* [Task brief]:
Output every record word for word.

* [Stored entries]:

=======

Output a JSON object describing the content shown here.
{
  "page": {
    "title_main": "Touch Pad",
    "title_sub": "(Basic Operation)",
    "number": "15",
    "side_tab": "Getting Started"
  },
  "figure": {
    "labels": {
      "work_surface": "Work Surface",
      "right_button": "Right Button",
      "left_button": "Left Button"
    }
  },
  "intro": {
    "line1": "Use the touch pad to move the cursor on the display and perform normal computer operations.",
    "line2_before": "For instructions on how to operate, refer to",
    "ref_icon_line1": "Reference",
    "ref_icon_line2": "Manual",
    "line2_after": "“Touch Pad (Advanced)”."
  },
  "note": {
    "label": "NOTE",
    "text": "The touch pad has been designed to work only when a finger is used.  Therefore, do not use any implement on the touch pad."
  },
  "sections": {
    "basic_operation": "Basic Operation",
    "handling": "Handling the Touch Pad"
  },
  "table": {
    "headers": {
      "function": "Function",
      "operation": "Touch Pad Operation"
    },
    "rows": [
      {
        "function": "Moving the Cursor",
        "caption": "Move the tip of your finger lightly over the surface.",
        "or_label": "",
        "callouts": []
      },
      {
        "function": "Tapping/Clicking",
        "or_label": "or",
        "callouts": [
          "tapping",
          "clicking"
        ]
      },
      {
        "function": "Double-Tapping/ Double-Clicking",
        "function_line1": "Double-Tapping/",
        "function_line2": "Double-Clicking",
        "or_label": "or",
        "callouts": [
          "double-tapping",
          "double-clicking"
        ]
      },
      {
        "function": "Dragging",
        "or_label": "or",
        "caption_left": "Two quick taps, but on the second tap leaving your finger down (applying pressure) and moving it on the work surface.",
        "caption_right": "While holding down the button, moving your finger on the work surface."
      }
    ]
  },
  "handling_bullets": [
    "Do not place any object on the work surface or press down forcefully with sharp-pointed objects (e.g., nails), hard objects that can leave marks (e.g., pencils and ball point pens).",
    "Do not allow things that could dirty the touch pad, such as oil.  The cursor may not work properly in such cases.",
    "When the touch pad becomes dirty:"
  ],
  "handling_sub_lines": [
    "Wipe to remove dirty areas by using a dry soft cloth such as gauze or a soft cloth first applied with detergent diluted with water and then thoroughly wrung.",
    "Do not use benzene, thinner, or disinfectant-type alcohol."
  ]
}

=======

* [Task output]:
Output a JSON object describing the content shown here.
{
  "page": {
    "title_main": "Touch Pad",
    "title_sub": "(Basic Operation)",
    "number": "15",
    "side_tab": "Getting Started"
  },
  "figure": {
    "labels": {
      "work_surface": "Work Surface",
      "right_button": "Right Button",
      "left_button": "Left Button"
    }
  },
  "intro": {
    "line1": "Use the touch pad to move the cursor on the display and perform normal computer operations.",
    "line2_before": "For instructions on how to operate, refer to",
    "ref_icon_line1": "Reference",
    "ref_icon_line2": "Manual",
    "line2_after": "“Touch Pad (Advanced)”."
  },
  "note": {
    "label": "NOTE",
    "text": "The touch pad has been designed to work only when a finger is used.  Therefore, do not use any implement on the touch pad."
  },
  "sections": {
    "basic_operation": "Basic Operation",
    "handling": "Handling the Touch Pad"
  },
  "table": {
    "headers": {
      "function": "Function",
      "operation": "Touch Pad Operation"
    },
    "rows": [
      {
        "function": "Moving the Cursor",
        "caption": "Move the tip of your finger lightly over the surface.",
        "or_label": "",
        "callouts": []
      },
      {
        "function": "Tapping/Clicking",
        "or_label": "or",
        "callouts": [
          "tapping",
          "clicking"
        ]
      },
      {
        "function": "Double-Tapping/ Double-Clicking",
        "function_line1": "Double-Tapping/",
        "function_line2": "Double-Clicking",
        "or_label": "or",
        "callouts": [
          "double-tapping",
          "double-clicking"
        ]
      },
      {
        "function": "Dragging",
        "or_label": "or",
        "caption_left": "Two quick taps, but on the second tap leaving your finger down (applying pressure) and moving it on the work surface.",
        "caption_right": "While holding down the button, moving your finger on the work surface."
      }
    ]
  },
  "handling_bullets": [
    "Do not place any object on the work surface or press down forcefully with sharp-pointed objects (e.g., nails), hard objects that can leave marks (e.g., pencils and ball point pens).",
    "Do not allow things that could dirty the touch pad, such as oil.  The cursor may not work properly in such cases.",
    "When the touch pad becomes dirty:"
  ],
  "handling_sub_lines": [
    "Wipe to remove dirty areas by using a dry soft cloth such as gauze or a soft cloth first applied with detergent diluted with water and then thoroughly wrung.",
    "Do not use benzene, thinner, or disinfectant-type alcohol."
  ]
}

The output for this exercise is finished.